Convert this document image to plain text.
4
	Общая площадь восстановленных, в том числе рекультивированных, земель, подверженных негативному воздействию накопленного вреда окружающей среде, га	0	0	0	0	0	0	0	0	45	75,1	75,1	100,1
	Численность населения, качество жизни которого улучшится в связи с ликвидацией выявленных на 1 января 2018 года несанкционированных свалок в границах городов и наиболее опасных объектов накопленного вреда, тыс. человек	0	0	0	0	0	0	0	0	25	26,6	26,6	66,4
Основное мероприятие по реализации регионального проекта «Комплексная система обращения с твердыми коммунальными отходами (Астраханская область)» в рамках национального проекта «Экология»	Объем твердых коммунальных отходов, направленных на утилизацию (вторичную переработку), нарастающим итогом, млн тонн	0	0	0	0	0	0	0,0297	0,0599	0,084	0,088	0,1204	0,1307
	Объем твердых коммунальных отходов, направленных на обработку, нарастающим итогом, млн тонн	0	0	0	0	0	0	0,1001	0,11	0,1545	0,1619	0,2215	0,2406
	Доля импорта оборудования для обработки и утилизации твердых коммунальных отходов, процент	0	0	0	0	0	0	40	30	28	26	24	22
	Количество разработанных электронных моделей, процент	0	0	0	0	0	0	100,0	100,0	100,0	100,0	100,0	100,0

■ Written request
The full set of records should be duplicated exactly.

■ Exercise solution
Convert this document image to plain text.
4
	Общая площадь восстановленных, в том числе рекультивированных, земель, подверженных негативному воздействию накопленного вреда окружающей среде, га	0	0	0	0	0	0	0	0	45	75,1	75,1	100,1
	Численность населения, качество жизни которого улучшится в связи с ликвидацией выявленных на 1 января 2018 года несанкционированных свалок в границах городов и наиболее опасных объектов накопленного вреда, тыс. человек	0	0	0	0	0	0	0	0	25	26,6	26,6	66,4
Основное мероприятие по реализации регионального проекта «Комплексная система обращения с твердыми коммунальными отходами (Астраханская область)» в рамках национального проекта «Экология»	Объем твердых коммунальных отходов, направленных на утилизацию (вторичную переработку), нарастающим итогом, млн тонн	0	0	0	0	0	0	0,0297	0,0599	0,084	0,088	0,1204	0,1307
	Объем твердых коммунальных отходов, направленных на обработку, нарастающим итогом, млн тонн	0	0	0	0	0	0	0,1001	0,11	0,1545	0,1619	0,2215	0,2406
	Доля импорта оборудования для обработки и утилизации твердых коммунальных отходов, процент	0	0	0	0	0	0	40	30	28	26	24	22
	Количество разработанных электронных моделей, процент	0	0	0	0	0	0	100,0	100,0	100,0	100,0	100,0	100,0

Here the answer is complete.